** START **

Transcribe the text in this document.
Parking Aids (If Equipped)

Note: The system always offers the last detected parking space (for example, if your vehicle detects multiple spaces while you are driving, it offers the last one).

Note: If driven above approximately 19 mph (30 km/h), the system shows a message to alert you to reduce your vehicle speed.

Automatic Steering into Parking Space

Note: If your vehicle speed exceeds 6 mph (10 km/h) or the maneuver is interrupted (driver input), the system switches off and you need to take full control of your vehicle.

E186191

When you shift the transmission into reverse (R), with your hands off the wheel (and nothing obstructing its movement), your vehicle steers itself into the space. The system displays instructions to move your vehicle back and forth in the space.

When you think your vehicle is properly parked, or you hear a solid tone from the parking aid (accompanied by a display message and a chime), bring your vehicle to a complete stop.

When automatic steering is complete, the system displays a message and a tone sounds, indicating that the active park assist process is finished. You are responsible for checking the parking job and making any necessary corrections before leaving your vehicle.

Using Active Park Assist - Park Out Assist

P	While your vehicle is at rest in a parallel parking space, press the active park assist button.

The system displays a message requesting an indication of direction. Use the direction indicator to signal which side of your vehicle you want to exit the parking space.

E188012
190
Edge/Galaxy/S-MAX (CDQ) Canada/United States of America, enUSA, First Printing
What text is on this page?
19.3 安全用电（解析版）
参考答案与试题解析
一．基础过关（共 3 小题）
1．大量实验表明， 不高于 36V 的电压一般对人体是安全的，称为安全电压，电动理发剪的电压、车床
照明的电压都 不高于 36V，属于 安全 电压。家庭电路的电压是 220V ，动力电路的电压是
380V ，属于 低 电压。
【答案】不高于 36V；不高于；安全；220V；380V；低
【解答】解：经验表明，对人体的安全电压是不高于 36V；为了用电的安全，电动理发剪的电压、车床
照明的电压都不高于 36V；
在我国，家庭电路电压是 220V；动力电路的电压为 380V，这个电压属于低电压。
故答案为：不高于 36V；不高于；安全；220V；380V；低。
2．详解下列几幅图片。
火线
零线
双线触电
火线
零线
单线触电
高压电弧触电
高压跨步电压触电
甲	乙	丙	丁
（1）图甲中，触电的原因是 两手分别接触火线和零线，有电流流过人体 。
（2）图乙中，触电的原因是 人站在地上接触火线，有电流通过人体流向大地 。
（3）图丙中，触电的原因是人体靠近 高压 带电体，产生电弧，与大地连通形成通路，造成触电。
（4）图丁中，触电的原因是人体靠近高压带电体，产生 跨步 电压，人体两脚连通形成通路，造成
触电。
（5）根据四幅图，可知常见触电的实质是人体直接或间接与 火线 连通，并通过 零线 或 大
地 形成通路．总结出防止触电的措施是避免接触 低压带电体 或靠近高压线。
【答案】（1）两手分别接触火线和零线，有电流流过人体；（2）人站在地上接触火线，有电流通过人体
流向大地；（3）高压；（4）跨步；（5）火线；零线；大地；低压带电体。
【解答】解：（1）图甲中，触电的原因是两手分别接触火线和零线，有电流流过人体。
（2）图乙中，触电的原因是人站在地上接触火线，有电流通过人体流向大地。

** END **

# [Exercise instructions]
Could you transcribe the records in full, exactly?

# [Solution to this exercise]
Transcribe the text in this document.
Parking Aids (If Equipped)

Note: The system always offers the last detected parking space (for example, if your vehicle detects multiple spaces while you are driving, it offers the last one).

Note: If driven above approximately 19 mph (30 km/h), the system shows a message to alert you to reduce your vehicle speed.

Automatic Steering into Parking Space

Note: If your vehicle speed exceeds 6 mph (10 km/h) or the maneuver is interrupted (driver input), the system switches off and you need to take full control of your vehicle.

E186191

When you shift the transmission into reverse (R), with your hands off the wheel (and nothing obstructing its movement), your vehicle steers itself into the space. The system displays instructions to move your vehicle back and forth in the space.

When you think your vehicle is properly parked, or you hear a solid tone from the parking aid (accompanied by a display message and a chime), bring your vehicle to a complete stop.

When automatic steering is complete, the system displays a message and a tone sounds, indicating that the active park assist process is finished. You are responsible for checking the parking job and making any necessary corrections before leaving your vehicle.

Using Active Park Assist - Park Out Assist

P	While your vehicle is at rest in a parallel parking space, press the active park assist button.

The system displays a message requesting an indication of direction. Use the direction indicator to signal which side of your vehicle you want to exit the parking space.

E188012
190
Edge/Galaxy/S-MAX (CDQ) Canada/United States of America, enUSA, First Printing
What text is on this page?
19.3 安全用电（解析版）
参考答案与试题解析
一．基础过关（共 3 小题）
1．大量实验表明， 不高于 36V 的电压一般对人体是安全的，称为安全电压，电动理发剪的电压、车床
照明的电压都 不高于 36V，属于 安全 电压。家庭电路的电压是 220V ，动力电路的电压是
380V ，属于 低 电压。
【答案】不高于 36V；不高于；安全；220V；380V；低
【解答】解：经验表明，对人体的安全电压是不高于 36V；为了用电的安全，电动理发剪的电压、车床
照明的电压都不高于 36V；
在我国，家庭电路电压是 220V；动力电路的电压为 380V，这个电压属于低电压。
故答案为：不高于 36V；不高于；安全；220V；380V；低。
2．详解下列几幅图片。
火线
零线
双线触电
火线
零线
单线触电
高压电弧触电
高压跨步电压触电
甲	乙	丙	丁
（1）图甲中，触电的原因是 两手分别接触火线和零线，有电流流过人体 。
（2）图乙中，触电的原因是 人站在地上接触火线，有电流通过人体流向大地 。
（3）图丙中，触电的原因是人体靠近 高压 带电体，产生电弧，与大地连通形成通路，造成触电。
（4）图丁中，触电的原因是人体靠近高压带电体，产生 跨步 电压，人体两脚连通形成通路，造成
触电。
（5）根据四幅图，可知常见触电的实质是人体直接或间接与 火线 连通，并通过 零线 或 大
地 形成通路．总结出防止触电的措施是避免接触 低压带电体 或靠近高压线。
【答案】（1）两手分别接触火线和零线，有电流流过人体；（2）人站在地上接触火线，有电流通过人体
流向大地；（3）高压；（4）跨步；（5）火线；零线；大地；低压带电体。
【解答】解：（1）图甲中，触电的原因是两手分别接触火线和零线，有电流流过人体。
（2）图乙中，触电的原因是人站在地上接触火线，有电流通过人体流向大地。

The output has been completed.